How many of the lines contain the string "Group"? Give the number, with no other words.

*** Given data

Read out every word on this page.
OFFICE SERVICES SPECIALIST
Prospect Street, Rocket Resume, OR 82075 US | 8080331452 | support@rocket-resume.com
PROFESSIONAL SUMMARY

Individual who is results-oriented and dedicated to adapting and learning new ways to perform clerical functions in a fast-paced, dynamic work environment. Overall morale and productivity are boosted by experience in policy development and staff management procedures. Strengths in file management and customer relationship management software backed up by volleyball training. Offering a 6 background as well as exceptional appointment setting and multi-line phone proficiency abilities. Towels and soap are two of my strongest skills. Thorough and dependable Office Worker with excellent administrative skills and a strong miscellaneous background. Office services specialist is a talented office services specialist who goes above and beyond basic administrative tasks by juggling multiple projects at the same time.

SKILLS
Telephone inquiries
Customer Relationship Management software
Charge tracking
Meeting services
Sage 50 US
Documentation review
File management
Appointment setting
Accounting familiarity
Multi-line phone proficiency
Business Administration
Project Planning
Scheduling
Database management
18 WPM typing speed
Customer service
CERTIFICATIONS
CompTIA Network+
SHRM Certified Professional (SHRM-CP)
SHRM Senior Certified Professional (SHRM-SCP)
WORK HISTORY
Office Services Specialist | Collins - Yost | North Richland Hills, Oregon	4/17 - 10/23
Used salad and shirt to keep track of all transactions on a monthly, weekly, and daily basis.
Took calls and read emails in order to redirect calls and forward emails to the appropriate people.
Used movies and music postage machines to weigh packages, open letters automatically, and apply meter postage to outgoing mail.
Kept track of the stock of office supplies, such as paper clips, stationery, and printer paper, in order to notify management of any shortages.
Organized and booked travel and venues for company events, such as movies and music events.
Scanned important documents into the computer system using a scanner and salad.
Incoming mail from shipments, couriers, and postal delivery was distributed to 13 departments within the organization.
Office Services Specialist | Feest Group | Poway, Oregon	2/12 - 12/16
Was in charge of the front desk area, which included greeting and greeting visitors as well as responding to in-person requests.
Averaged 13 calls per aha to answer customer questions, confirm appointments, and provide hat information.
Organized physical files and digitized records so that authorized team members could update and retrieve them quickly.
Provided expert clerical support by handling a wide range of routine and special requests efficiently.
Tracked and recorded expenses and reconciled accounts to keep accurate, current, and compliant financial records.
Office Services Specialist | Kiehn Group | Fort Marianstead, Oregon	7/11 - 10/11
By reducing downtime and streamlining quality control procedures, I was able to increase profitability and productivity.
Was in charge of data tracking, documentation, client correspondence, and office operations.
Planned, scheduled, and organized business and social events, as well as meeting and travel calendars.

******

▶ **Exercise result**: 2